#### Input data

⟨

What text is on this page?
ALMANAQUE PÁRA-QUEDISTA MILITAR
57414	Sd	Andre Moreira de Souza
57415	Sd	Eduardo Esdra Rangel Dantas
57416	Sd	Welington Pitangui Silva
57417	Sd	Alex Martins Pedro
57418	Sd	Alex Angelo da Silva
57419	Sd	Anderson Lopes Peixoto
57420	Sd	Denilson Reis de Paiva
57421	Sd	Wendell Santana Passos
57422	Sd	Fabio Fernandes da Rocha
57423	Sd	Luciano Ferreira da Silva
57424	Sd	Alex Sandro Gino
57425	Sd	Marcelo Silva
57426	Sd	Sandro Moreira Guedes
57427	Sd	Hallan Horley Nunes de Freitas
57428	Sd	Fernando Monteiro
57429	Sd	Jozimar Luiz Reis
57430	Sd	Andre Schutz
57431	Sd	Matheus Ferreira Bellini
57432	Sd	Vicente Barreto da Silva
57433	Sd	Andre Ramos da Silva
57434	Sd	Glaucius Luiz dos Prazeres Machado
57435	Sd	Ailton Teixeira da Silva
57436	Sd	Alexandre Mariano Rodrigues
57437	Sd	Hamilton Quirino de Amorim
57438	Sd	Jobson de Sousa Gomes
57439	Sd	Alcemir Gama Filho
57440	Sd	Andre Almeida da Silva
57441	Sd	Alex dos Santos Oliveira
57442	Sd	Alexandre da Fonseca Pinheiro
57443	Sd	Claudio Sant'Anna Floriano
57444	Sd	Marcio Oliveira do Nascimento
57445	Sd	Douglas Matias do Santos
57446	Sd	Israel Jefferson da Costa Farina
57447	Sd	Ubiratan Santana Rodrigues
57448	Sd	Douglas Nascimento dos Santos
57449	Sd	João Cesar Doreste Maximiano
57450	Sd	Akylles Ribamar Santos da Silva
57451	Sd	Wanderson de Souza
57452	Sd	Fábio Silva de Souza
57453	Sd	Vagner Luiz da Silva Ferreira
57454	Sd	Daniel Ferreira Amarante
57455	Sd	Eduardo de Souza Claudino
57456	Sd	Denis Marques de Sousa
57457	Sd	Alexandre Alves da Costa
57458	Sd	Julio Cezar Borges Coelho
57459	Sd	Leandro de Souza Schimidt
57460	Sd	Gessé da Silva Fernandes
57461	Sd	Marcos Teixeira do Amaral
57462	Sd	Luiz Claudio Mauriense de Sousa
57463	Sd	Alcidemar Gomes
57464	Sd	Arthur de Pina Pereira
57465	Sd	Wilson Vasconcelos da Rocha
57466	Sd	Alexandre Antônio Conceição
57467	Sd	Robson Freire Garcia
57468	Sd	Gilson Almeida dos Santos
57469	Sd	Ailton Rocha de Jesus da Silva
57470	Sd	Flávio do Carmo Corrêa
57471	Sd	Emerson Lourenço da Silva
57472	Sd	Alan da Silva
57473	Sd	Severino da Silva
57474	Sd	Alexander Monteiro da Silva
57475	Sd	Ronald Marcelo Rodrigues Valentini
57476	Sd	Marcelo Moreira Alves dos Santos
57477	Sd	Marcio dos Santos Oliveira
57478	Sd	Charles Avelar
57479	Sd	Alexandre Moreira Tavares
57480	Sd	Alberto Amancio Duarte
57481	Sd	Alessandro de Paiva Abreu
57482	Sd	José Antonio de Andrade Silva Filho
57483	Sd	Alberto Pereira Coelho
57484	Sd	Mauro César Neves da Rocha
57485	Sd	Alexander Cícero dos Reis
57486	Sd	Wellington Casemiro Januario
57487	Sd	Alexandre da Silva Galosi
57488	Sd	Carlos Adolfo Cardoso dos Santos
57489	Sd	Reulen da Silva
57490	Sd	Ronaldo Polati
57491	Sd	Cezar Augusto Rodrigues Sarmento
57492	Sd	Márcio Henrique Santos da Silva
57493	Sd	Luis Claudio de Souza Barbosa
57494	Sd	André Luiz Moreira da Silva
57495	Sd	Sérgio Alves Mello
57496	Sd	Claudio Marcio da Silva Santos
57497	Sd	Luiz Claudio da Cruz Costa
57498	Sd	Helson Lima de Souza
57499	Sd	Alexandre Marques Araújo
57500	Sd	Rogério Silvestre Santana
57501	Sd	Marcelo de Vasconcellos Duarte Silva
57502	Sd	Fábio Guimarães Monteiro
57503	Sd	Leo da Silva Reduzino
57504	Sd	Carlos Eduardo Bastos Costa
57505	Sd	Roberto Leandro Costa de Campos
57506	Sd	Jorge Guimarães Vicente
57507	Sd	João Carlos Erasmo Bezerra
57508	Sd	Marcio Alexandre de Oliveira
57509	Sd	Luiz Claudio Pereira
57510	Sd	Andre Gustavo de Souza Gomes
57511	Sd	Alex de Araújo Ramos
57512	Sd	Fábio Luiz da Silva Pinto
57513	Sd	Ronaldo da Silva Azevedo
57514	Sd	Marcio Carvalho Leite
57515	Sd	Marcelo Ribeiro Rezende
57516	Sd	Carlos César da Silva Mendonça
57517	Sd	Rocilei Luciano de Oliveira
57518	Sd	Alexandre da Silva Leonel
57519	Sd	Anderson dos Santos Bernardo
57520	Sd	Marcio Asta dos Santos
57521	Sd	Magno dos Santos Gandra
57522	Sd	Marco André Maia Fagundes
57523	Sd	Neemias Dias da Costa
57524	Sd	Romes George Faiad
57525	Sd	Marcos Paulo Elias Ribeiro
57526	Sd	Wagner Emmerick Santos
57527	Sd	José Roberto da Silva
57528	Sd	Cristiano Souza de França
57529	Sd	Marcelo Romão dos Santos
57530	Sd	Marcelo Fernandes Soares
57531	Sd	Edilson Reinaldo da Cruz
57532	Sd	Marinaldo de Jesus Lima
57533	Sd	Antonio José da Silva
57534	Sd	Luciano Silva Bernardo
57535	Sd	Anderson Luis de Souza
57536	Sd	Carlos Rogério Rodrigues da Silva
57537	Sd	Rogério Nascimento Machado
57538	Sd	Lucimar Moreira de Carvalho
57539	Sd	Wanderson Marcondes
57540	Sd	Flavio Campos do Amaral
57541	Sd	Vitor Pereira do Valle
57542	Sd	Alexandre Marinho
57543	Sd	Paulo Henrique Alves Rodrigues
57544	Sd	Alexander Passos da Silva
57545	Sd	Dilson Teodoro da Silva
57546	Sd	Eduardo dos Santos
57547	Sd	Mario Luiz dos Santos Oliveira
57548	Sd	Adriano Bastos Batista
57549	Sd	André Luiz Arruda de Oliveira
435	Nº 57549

⟩

#### Written problem
What is the number of lines in the records that contain the word "Paulo"? Answer with the number and nothing else.

#### Result of this task
2